▸ What the exercise asks: Review the material and extract every line in which the word "Changes" occurs.

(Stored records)

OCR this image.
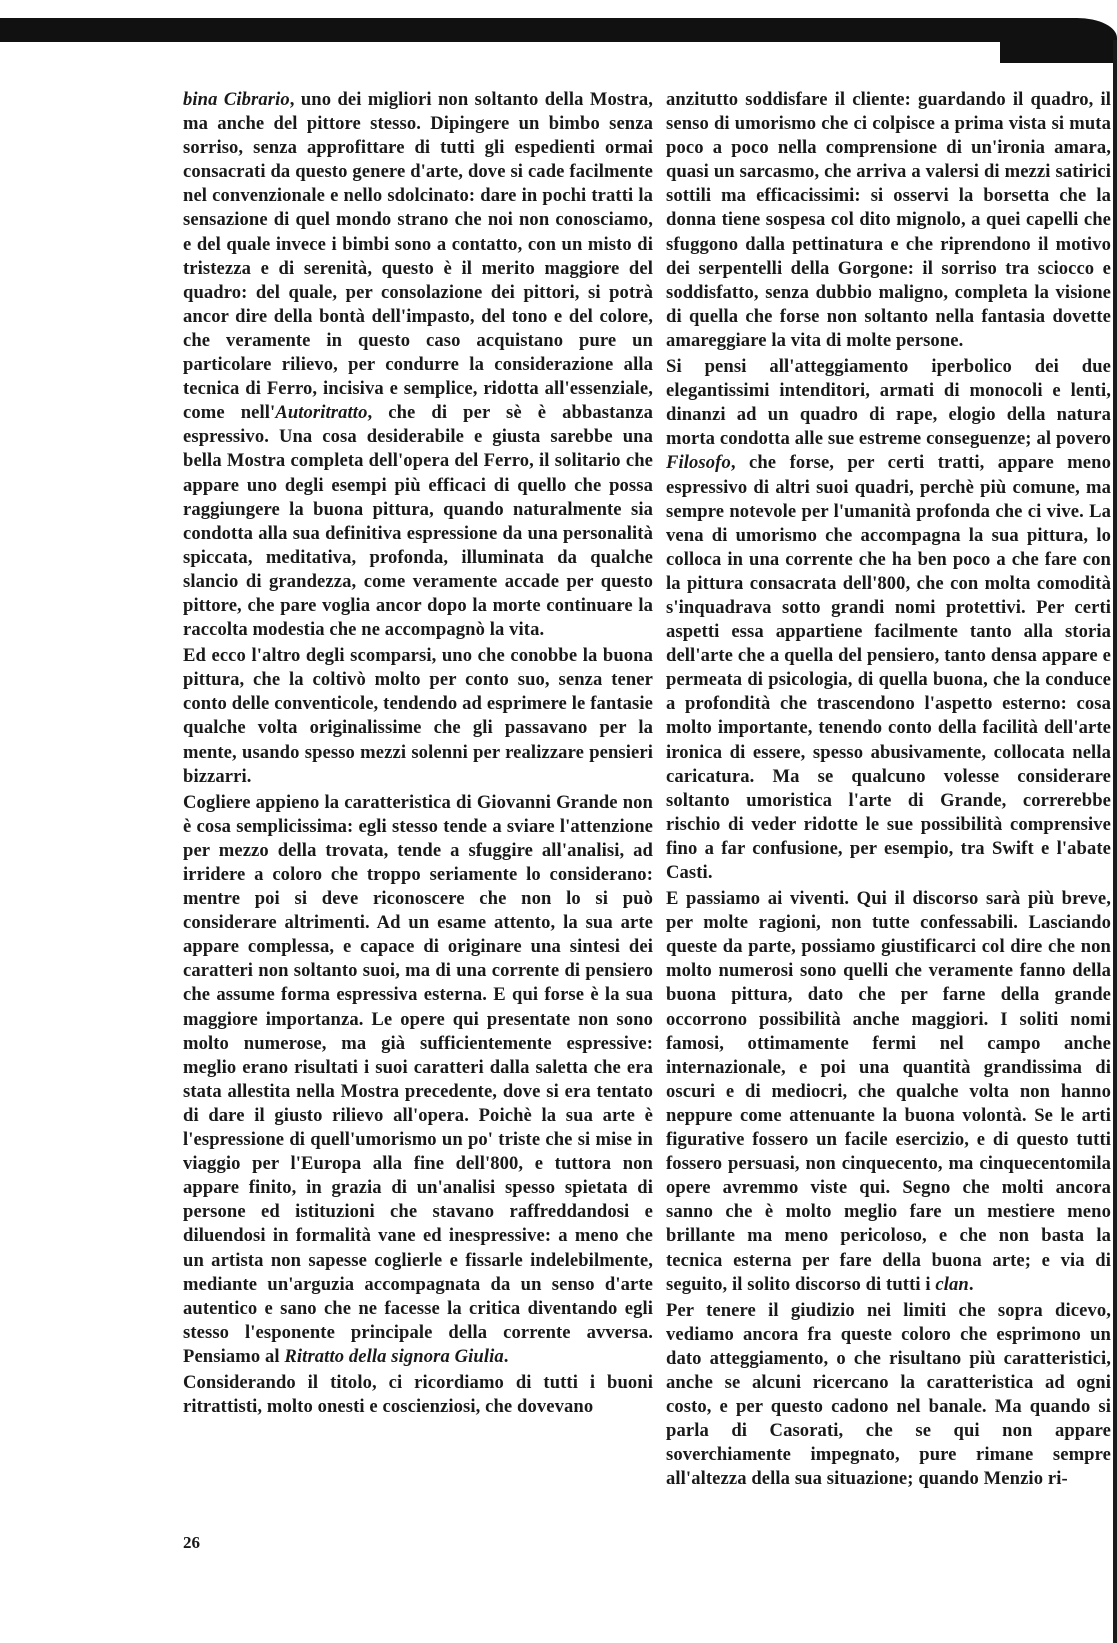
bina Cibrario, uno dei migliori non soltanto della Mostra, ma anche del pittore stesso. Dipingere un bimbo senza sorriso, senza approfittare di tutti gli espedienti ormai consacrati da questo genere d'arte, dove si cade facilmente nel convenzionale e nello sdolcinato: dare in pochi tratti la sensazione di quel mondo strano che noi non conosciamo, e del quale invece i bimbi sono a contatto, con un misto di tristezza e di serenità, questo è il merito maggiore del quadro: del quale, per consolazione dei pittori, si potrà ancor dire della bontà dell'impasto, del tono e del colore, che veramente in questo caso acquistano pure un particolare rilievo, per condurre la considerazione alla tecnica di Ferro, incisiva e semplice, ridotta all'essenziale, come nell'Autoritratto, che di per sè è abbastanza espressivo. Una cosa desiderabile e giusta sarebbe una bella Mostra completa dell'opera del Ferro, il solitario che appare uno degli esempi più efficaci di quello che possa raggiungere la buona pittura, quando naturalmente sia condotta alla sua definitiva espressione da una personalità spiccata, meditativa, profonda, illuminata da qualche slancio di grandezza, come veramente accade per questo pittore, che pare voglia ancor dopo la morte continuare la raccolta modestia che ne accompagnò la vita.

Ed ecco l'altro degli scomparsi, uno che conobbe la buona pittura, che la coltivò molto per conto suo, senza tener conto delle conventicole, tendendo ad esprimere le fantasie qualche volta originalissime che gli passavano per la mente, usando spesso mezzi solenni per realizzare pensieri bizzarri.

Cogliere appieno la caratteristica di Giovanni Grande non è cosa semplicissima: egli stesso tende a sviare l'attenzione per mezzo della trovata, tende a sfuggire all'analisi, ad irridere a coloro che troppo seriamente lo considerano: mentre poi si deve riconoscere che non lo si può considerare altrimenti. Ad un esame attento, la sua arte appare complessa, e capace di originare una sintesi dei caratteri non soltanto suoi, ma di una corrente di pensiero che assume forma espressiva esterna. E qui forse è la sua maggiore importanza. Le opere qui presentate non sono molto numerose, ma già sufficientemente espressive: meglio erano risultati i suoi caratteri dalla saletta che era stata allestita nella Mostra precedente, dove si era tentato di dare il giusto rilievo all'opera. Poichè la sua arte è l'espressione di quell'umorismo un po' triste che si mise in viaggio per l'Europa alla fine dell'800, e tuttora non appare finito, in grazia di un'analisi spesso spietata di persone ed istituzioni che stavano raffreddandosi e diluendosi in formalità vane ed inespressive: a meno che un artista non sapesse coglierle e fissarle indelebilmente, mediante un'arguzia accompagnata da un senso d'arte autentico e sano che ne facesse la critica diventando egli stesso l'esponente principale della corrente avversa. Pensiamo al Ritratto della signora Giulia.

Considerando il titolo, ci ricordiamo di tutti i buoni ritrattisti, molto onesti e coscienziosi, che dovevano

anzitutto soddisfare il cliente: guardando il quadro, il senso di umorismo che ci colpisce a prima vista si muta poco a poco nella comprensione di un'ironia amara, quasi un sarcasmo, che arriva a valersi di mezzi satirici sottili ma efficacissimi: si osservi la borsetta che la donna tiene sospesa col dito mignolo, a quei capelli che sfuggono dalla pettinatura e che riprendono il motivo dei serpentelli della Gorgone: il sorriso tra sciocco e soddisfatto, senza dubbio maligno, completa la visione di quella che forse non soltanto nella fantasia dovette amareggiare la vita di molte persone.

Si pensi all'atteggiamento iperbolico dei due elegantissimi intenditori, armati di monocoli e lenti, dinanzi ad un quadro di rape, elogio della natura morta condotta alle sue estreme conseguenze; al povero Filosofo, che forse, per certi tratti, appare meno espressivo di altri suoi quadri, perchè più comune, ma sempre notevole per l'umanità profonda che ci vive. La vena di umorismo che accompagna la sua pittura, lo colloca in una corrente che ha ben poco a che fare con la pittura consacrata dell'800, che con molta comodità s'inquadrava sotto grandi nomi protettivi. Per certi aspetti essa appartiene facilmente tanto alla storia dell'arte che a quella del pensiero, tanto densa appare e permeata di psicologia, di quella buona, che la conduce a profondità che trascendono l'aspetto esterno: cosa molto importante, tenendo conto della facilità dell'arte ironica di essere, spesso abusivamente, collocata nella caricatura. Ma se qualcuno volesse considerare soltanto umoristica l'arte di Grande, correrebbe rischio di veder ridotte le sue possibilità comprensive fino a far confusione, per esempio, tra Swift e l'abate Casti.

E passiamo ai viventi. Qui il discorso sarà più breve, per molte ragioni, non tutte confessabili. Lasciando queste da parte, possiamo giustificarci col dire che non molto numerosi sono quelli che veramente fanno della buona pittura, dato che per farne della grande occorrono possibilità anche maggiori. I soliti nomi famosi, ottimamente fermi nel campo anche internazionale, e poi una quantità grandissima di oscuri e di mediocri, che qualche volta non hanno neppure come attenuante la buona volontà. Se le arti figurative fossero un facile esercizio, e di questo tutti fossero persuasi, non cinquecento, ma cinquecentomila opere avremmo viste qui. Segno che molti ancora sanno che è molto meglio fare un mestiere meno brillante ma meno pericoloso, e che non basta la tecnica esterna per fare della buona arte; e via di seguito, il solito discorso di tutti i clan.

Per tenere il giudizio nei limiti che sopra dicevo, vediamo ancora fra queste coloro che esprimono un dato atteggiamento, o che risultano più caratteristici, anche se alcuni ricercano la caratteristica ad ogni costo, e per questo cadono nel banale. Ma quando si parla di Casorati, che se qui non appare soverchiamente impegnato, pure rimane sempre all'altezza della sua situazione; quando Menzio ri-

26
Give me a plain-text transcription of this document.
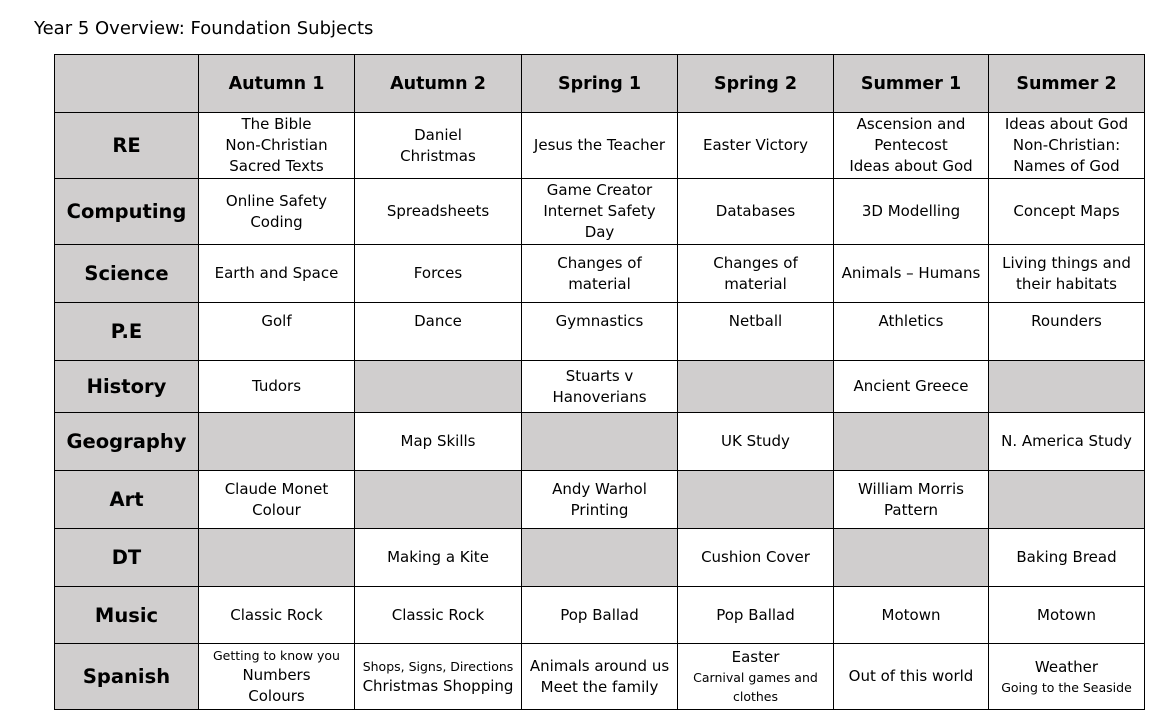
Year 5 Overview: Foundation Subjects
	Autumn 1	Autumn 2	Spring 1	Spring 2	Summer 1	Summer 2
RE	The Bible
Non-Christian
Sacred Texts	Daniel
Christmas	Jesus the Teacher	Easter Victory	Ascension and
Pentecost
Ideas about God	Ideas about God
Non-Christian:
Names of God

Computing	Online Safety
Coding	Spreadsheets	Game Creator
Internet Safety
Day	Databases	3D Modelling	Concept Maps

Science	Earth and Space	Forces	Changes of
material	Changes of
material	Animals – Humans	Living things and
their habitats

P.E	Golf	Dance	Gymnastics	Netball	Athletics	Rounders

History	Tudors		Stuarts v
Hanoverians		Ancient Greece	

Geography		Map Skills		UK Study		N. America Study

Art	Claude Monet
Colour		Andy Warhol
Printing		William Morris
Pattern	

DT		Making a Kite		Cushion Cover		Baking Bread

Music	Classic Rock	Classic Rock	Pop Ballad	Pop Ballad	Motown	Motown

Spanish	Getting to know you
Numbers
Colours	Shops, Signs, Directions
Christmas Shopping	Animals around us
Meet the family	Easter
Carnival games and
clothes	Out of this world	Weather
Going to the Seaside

▸ Response:
Science	Earth and Space	Forces	Changes of
material	Changes of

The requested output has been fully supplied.